→ What you have to do:
Every record should be copied exactly, except that pictures are to be omitted.

══════════

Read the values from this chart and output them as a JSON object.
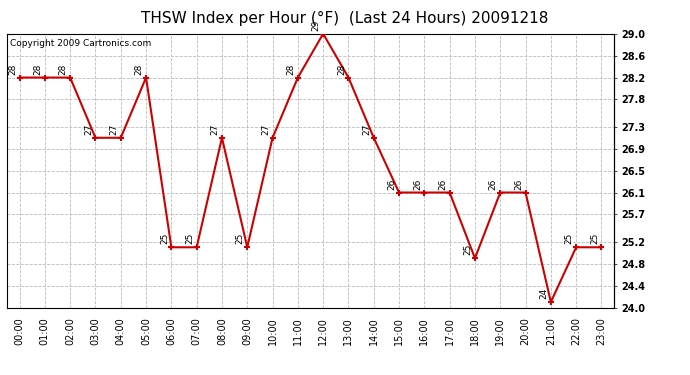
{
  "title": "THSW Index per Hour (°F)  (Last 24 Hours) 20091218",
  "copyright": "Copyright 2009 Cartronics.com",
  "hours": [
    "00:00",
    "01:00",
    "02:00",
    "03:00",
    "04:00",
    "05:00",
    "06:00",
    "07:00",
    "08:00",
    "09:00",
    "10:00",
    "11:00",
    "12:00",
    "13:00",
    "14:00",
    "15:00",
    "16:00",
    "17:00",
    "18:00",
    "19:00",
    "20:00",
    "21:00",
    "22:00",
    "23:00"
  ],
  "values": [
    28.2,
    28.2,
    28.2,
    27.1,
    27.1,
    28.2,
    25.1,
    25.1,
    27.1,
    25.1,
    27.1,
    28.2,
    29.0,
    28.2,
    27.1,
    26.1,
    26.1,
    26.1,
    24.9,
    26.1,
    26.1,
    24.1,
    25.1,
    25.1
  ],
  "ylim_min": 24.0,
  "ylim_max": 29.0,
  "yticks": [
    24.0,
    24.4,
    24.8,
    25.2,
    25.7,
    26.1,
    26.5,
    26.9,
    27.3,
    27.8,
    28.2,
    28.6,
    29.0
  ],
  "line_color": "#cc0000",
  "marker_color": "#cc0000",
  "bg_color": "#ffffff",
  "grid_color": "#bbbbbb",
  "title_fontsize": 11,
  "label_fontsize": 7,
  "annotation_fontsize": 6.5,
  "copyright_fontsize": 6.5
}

══════════

→ Answer in full:
Read the values from this chart and output them as a JSON object.
{
  "title": "THSW Index per Hour (°F)  (Last 24 Hours) 20091218",
  "copyright": "Copyright 2009 Cartronics.com",
  "hours": [
    "00:00",
    "01:00",
    "02:00",
    "03:00",
    "04:00",
    "05:00",
    "06:00",
    "07:00",
    "08:00",
    "09:00",
    "10:00",
    "11:00",
    "12:00",
    "13:00",
    "14:00",
    "15:00",
    "16:00",
    "17:00",
    "18:00",
    "19:00",
    "20:00",
    "21:00",
    "22:00",
    "23:00"
  ],
  "values": [
    28.2,
    28.2,
    28.2,
    27.1,
    27.1,
    28.2,
    25.1,
    25.1,
    27.1,
    25.1,
    27.1,
    28.2,
    29.0,
    28.2,
    27.1,
    26.1,
    26.1,
    26.1,
    24.9,
    26.1,
    26.1,
    24.1,
    25.1,
    25.1
  ],
  "ylim_min": 24.0,
  "ylim_max": 29.0,
  "yticks": [
    24.0,
    24.4,
    24.8,
    25.2,
    25.7,
    26.1,
    26.5,
    26.9,
    27.3,
    27.8,
    28.2,
    28.6,
    29.0
  ],
  "line_color": "#cc0000",
  "marker_color": "#cc0000",
  "bg_color": "#ffffff",
  "grid_color": "#bbbbbb",
  "title_fontsize": 11,
  "label_fontsize": 7,
  "annotation_fontsize": 6.5,
  "copyright_fontsize": 6.5
}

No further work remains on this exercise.